== Record list ==

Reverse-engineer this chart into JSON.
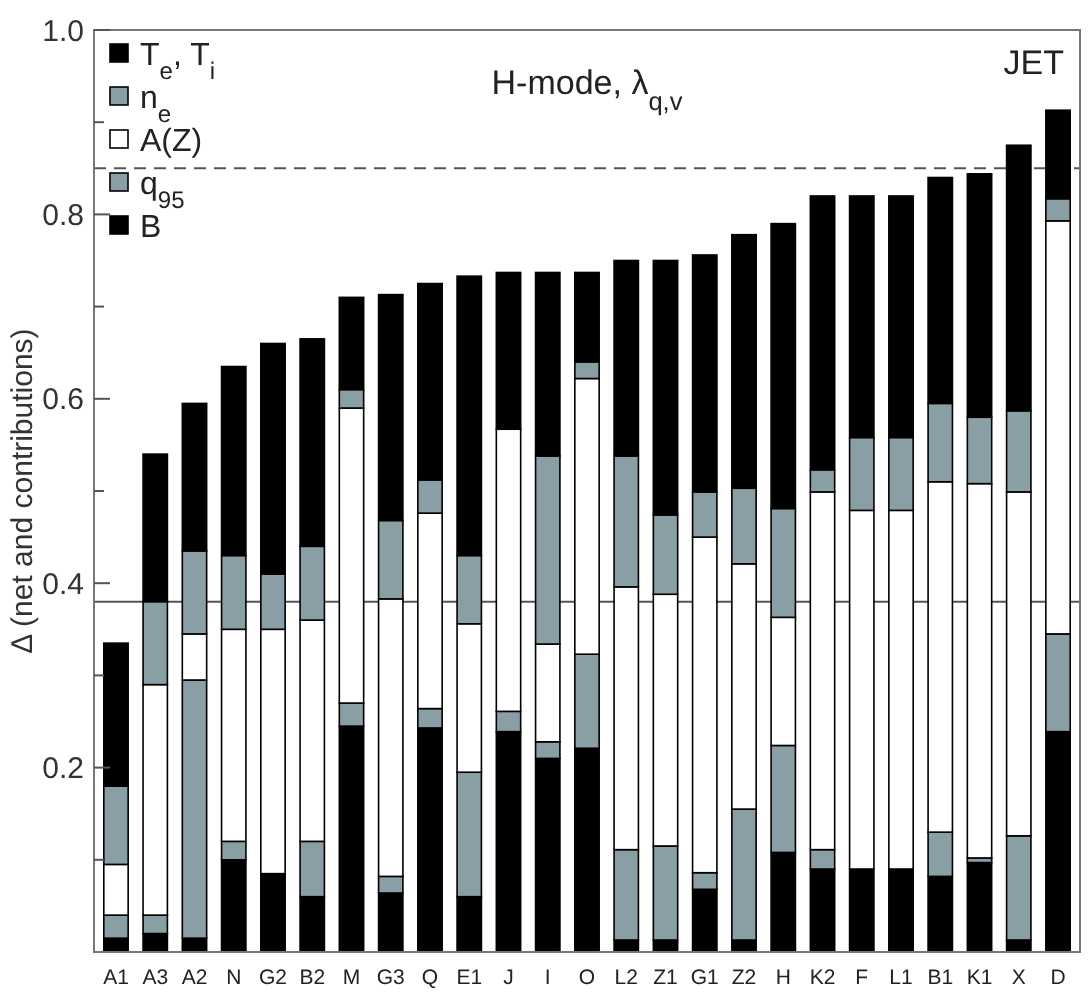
{
  "chart_data": {
    "type": "bar",
    "stacked": true,
    "title": "H-mode, λ$_{q,v}$",
    "ylabel": "Δ (net and contributions)",
    "annotations": [
      "JET"
    ],
    "categories": [
      "A1",
      "A3",
      "A2",
      "N",
      "G2",
      "B2",
      "M",
      "G3",
      "Q",
      "E1",
      "J",
      "I",
      "O",
      "L2",
      "Z1",
      "G1",
      "Z2",
      "H",
      "K2",
      "F",
      "L1",
      "B1",
      "K1",
      "X",
      "D"
    ],
    "series": [
      {
        "name": "B",
        "color": "#000000",
        "values": [
          0.015,
          0.02,
          0.015,
          0.1,
          0.085,
          0.06,
          0.245,
          0.064,
          0.243,
          0.06,
          0.239,
          0.21,
          0.221,
          0.013,
          0.013,
          0.068,
          0.013,
          0.108,
          0.09,
          0.09,
          0.09,
          0.082,
          0.097,
          0.013,
          0.239
        ]
      },
      {
        "name": "q$_{95}$",
        "color": "#8a9ea6",
        "values": [
          0.025,
          0.02,
          0.28,
          0.02,
          0,
          0.06,
          0.025,
          0.018,
          0.021,
          0.135,
          0.022,
          0.018,
          0.102,
          0.098,
          0.102,
          0.018,
          0.142,
          0.116,
          0.021,
          0,
          0,
          0.048,
          0.005,
          0.113,
          0.106
        ]
      },
      {
        "name": "A(Z)",
        "color": "#ffffff",
        "values": [
          0.055,
          0.25,
          0.05,
          0.23,
          0.265,
          0.24,
          0.32,
          0.301,
          0.212,
          0.161,
          0.306,
          0.106,
          0.299,
          0.285,
          0.273,
          0.364,
          0.266,
          0.139,
          0.388,
          0.389,
          0.389,
          0.38,
          0.406,
          0.373,
          0.448
        ]
      },
      {
        "name": "n$_{e}$",
        "color": "#8a9ea6",
        "values": [
          0.085,
          0.09,
          0.09,
          0.08,
          0.06,
          0.08,
          0.02,
          0.085,
          0.036,
          0.074,
          0,
          0.204,
          0.018,
          0.142,
          0.086,
          0.049,
          0.082,
          0.118,
          0.024,
          0.079,
          0.079,
          0.085,
          0.072,
          0.088,
          0.024
        ]
      },
      {
        "name": "T$_{e}$, T$_{i}$",
        "color": "#000000",
        "values": [
          0.155,
          0.16,
          0.16,
          0.205,
          0.25,
          0.225,
          0.1,
          0.245,
          0.213,
          0.303,
          0.17,
          0.199,
          0.097,
          0.212,
          0.276,
          0.257,
          0.275,
          0.309,
          0.297,
          0.262,
          0.262,
          0.245,
          0.264,
          0.288,
          0.096
        ]
      }
    ],
    "ylim": [
      0,
      1
    ],
    "yticks": [
      {
        "value": 0.1,
        "label": null
      },
      0.2,
      {
        "value": 0.3,
        "label": null
      },
      0.4,
      {
        "value": 0.5,
        "label": null
      },
      0.6,
      {
        "value": 0.7,
        "label": null
      },
      0.8,
      {
        "value": 0.9,
        "label": null
      },
      {
        "value": 1,
        "label": "1.0"
      }
    ],
    "ref_lines": [
      {
        "axis": "y",
        "value": 0.85,
        "line_style": "dashed"
      },
      {
        "axis": "y",
        "value": 0.38,
        "line_style": "solid"
      }
    ],
    "legend": "top left",
    "grid": false
  }
}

== Given task ==
Give an exact copy of the material, leaving out every picture.

== Written response ==
Reverse-engineer this chart into JSON.
{
  "chart_data": {
    "type": "bar",
    "stacked": true,
    "title": "H-mode, λ$_{q,v}$",
    "ylabel": "Δ (net and contributions)",
    "annotations": [
      "JET"
    ],
    "categories": [
      "A1",
      "A3",
      "A2",
      "N",
      "G2",
      "B2",
      "M",
      "G3",
      "Q",
      "E1",
      "J",
      "I",
      "O",
      "L2",
      "Z1",
      "G1",
      "Z2",
      "H",
      "K2",
      "F",
      "L1",
      "B1",
      "K1",
      "X",
      "D"
    ],
    "series": [
      {
        "name": "B",
        "color": "#000000",
        "values": [
          0.015,
          0.02,
          0.015,
          0.1,
          0.085,
          0.06,
          0.245,
          0.064,
          0.243,
          0.06,
          0.239,
          0.21,
          0.221,
          0.013,
          0.013,
          0.068,
          0.013,
          0.108,
          0.09,
          0.09,
          0.09,
          0.082,
          0.097,
          0.013,
          0.239
        ]
      },
      {
        "name": "q$_{95}$",
        "color": "#8a9ea6",
        "values": [
          0.025,
          0.02,
          0.28,
          0.02,
          0,
          0.06,
          0.025,
          0.018,
          0.021,
          0.135,
          0.022,
          0.018,
          0.102,
          0.098,
          0.102,
          0.018,
          0.142,
          0.116,
          0.021,
          0,
          0,
          0.048,
          0.005,
          0.113,
          0.106
        ]
      },
      {
        "name": "A(Z)",
        "color": "#ffffff",
        "values": [
          0.055,
          0.25,
          0.05,
          0.23,
          0.265,
          0.24,
          0.32,
          0.301,
          0.212,
          0.161,
          0.306,
          0.106,
          0.299,
          0.285,
          0.273,
          0.364,
          0.266,
          0.139,
          0.388,
          0.389,
          0.389,
          0.38,
          0.406,
          0.373,
          0.448
        ]
      },
      {
        "name": "n$_{e}$",
        "color": "#8a9ea6",
        "values": [
          0.085,
          0.09,
          0.09,
          0.08,
          0.06,
          0.08,
          0.02,
          0.085,
          0.036,
          0.074,
          0,
          0.204,
          0.018,
          0.142,
          0.086,
          0.049,
          0.082,
          0.118,
          0.024,
          0.079,
          0.079,
          0.085,
          0.072,
          0.088,
          0.024
        ]
      },
      {
        "name": "T$_{e}$, T$_{i}$",
        "color": "#000000",
        "values": [
          0.155,
          0.16,
          0.16,
          0.205,
          0.25,
          0.225,
          0.1,
          0.245,
          0.213,
          0.303,
          0.17,
          0.199,
          0.097,
          0.212,
          0.276,
          0.257,
          0.275,
          0.309,
          0.297,
          0.262,
          0.262,
          0.245,
          0.264,
          0.288,
          0.096
        ]
      }
    ],
    "ylim": [
      0,
      1
    ],
    "yticks": [
      {
        "value": 0.1,
        "label": null
      },
      0.2,
      {
        "value": 0.3,
        "label": null
      },
      0.4,
      {
        "value": 0.5,
        "label": null
      },
      0.6,
      {
        "value": 0.7,
        "label": null
      },
      0.8,
      {
        "value": 0.9,
        "label": null
      },
      {
        "value": 1,
        "label": "1.0"
      }
    ],
    "ref_lines": [
      {
        "axis": "y",
        "value": 0.85,
        "line_style": "dashed"
      },
      {
        "axis": "y",
        "value": 0.38,
        "line_style": "solid"
      }
    ],
    "legend": "top left",
    "grid": false
  }
}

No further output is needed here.